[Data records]
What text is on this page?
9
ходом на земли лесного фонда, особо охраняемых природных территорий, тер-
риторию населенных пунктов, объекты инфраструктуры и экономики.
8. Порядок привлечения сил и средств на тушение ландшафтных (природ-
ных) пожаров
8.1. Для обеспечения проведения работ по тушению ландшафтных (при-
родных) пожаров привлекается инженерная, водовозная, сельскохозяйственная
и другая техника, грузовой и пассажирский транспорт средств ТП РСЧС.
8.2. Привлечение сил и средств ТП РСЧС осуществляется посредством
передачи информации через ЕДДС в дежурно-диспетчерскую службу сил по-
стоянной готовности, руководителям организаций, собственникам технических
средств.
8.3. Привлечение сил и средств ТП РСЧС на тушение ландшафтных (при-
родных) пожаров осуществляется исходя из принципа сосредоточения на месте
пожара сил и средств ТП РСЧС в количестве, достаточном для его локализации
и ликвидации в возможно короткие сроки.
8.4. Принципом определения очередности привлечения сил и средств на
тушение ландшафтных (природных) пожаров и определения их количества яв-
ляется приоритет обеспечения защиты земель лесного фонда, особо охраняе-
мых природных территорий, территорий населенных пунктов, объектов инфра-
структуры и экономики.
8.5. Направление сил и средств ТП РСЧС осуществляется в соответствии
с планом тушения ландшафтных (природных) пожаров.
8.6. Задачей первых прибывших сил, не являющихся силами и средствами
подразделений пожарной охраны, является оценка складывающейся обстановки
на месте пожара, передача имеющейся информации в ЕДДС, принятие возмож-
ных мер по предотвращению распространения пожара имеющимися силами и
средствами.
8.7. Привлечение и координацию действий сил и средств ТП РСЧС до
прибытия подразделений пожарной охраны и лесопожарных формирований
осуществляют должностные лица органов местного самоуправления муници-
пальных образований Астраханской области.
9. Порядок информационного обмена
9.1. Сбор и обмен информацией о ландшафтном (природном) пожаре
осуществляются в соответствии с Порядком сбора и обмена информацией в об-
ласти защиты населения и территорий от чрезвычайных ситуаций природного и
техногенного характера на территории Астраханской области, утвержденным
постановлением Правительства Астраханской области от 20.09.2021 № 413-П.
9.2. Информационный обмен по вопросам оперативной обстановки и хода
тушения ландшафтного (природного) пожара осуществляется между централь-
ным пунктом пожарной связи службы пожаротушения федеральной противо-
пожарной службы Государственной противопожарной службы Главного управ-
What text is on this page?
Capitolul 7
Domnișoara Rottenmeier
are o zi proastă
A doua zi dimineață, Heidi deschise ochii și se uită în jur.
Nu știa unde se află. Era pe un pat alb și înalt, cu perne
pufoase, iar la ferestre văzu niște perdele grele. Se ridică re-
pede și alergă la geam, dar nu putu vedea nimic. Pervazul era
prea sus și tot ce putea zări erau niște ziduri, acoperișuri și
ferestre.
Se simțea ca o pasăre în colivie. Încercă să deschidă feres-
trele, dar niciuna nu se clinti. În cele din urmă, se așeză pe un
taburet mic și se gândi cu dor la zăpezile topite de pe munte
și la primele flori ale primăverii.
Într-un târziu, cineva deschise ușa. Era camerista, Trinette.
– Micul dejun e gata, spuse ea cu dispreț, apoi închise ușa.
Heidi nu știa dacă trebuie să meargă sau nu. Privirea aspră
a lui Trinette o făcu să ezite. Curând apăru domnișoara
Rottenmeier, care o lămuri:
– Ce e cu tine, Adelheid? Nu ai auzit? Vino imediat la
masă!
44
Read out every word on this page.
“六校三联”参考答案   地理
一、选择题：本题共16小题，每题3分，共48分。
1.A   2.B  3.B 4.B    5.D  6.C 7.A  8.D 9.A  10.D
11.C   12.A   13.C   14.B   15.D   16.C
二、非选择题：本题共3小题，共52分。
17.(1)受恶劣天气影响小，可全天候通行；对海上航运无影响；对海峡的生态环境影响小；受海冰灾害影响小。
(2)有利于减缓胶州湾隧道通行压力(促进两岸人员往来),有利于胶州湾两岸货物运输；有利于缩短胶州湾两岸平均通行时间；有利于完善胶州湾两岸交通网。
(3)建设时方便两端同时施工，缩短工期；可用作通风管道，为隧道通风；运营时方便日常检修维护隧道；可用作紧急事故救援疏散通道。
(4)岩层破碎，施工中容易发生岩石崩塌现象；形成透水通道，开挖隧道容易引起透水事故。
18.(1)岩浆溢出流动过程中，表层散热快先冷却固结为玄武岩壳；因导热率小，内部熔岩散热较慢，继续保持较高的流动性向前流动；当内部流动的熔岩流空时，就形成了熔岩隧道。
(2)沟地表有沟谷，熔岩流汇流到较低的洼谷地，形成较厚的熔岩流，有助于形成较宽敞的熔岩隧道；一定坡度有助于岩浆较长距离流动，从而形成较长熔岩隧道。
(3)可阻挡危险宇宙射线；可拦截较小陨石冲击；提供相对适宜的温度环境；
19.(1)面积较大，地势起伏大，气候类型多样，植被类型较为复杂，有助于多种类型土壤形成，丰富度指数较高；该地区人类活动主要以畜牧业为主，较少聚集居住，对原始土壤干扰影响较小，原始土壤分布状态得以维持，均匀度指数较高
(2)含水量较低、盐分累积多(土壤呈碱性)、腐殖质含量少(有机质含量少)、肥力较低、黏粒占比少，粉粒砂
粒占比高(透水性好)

- _AIM OF THE EXERCISE_
Please set down all the data word for word.

- _ANSWER TO THIS EXERCISE_
What text is on this page?
9
ходом на земли лесного фонда, особо охраняемых природных территорий, тер-
риторию населенных пунктов, объекты инфраструктуры и экономики.
8. Порядок привлечения сил и средств на тушение ландшафтных (природ-
ных) пожаров
8.1. Для обеспечения проведения работ по тушению ландшафтных (при-
родных) пожаров привлекается инженерная, водовозная, сельскохозяйственная
и другая техника, грузовой и пассажирский транспорт средств ТП РСЧС.
8.2. Привлечение сил и средств ТП РСЧС осуществляется посредством
передачи информации через ЕДДС в дежурно-диспетчерскую службу сил по-
стоянной готовности, руководителям организаций, собственникам технических
средств.
8.3. Привлечение сил и средств ТП РСЧС на тушение ландшафтных (при-
родных) пожаров осуществляется исходя из принципа сосредоточения на месте
пожара сил и средств ТП РСЧС в количестве, достаточном для его локализации
и ликвидации в возможно короткие сроки.
8.4. Принципом определения очередности привлечения сил и средств на
тушение ландшафтных (природных) пожаров и определения их количества яв-
ляется приоритет обеспечения защиты земель лесного фонда, особо охраняе-
мых природных территорий, территорий населенных пунктов, объектов инфра-
структуры и экономики.
8.5. Направление сил и средств ТП РСЧС осуществляется в соответствии
с планом тушения ландшафтных (природных) пожаров.
8.6. Задачей первых прибывших сил, не являющихся силами и средствами
подразделений пожарной охраны, является оценка складывающейся обстановки
на месте пожара, передача имеющейся информации в ЕДДС, принятие возмож-
ных мер по предотвращению распространения пожара имеющимися силами и
средствами.
8.7. Привлечение и координацию действий сил и средств ТП РСЧС до
прибытия подразделений пожарной охраны и лесопожарных формирований
осуществляют должностные лица органов местного самоуправления муници-
пальных образований Астраханской области.
9. Порядок информационного обмена
9.1. Сбор и обмен информацией о ландшафтном (природном) пожаре
осуществляются в соответствии с Порядком сбора и обмена информацией в об-
ласти защиты населения и территорий от чрезвычайных ситуаций природного и
техногенного характера на территории Астраханской области, утвержденным
постановлением Правительства Астраханской области от 20.09.2021 № 413-П.
9.2. Информационный обмен по вопросам оперативной обстановки и хода
тушения ландшафтного (природного) пожара осуществляется между централь-
ным пунктом пожарной связи службы пожаротушения федеральной противо-
пожарной службы Государственной противопожарной службы Главного управ-
What text is on this page?
Capitolul 7
Domnișoara Rottenmeier
are o zi proastă
A doua zi dimineață, Heidi deschise ochii și se uită în jur.
Nu știa unde se află. Era pe un pat alb și înalt, cu perne
pufoase, iar la ferestre văzu niște perdele grele. Se ridică re-
pede și alergă la geam, dar nu putu vedea nimic. Pervazul era
prea sus și tot ce putea zări erau niște ziduri, acoperișuri și
ferestre.
Se simțea ca o pasăre în colivie. Încercă să deschidă feres-
trele, dar niciuna nu se clinti. În cele din urmă, se așeză pe un
taburet mic și se gândi cu dor la zăpezile topite de pe munte
și la primele flori ale primăverii.
Într-un târziu, cineva deschise ușa. Era camerista, Trinette.
– Micul dejun e gata, spuse ea cu dispreț, apoi închise ușa.
Heidi nu știa dacă trebuie să meargă sau nu. Privirea aspră
a lui Trinette o făcu să ezite. Curând apăru domnișoara
Rottenmeier, care o lămuri:
– Ce e cu tine, Adelheid? Nu ai auzit? Vino imediat la
masă!
44
Read out every word on this page.
“六校三联”参考答案   地理
一、选择题：本题共16小题，每题3分，共48分。
1.A   2.B  3.B 4.B    5.D  6.C 7.A  8.D 9.A  10.D
11.C   12.A   13.C   14.B   15.D   16.C
二、非选择题：本题共3小题，共52分。
17.(1)受恶劣天气影响小，可全天候通行；对海上航运无影响；对海峡的生态环境影响小；受海冰灾害影响小。
(2)有利于减缓胶州湾隧道通行压力(促进两岸人员往来),有利于胶州湾两岸货物运输；有利于缩短胶州湾两岸平均通行时间；有利于完善胶州湾两岸交通网。
(3)建设时方便两端同时施工，缩短工期；可用作通风管道，为隧道通风；运营时方便日常检修维护隧道；可用作紧急事故救援疏散通道。
(4)岩层破碎，施工中容易发生岩石崩塌现象；形成透水通道，开挖隧道容易引起透水事故。
18.(1)岩浆溢出流动过程中，表层散热快先冷却固结为玄武岩壳；因导热率小，内部熔岩散热较慢，继续保持较高的流动性向前流动；当内部流动的熔岩流空时，就形成了熔岩隧道。
(2)沟地表有沟谷，熔岩流汇流到较低的洼谷地，形成较厚的熔岩流，有助于形成较宽敞的熔岩隧道；一定坡度有助于岩浆较长距离流动，从而形成较长熔岩隧道。
(3)可阻挡危险宇宙射线；可拦截较小陨石冲击；提供相对适宜的温度环境；
19.(1)面积较大，地势起伏大，气候类型多样，植被类型较为复杂，有助于多种类型土壤形成，丰富度指数较高；该地区人类活动主要以畜牧业为主，较少聚集居住，对原始土壤干扰影响较小，原始土壤分布状态得以维持，均匀度指数较高
(2)含水量较低、盐分累积多(土壤呈碱性)、腐殖质含量少(有机质含量少)、肥力较低、黏粒占比少，粉粒砂
粒占比高(透水性好)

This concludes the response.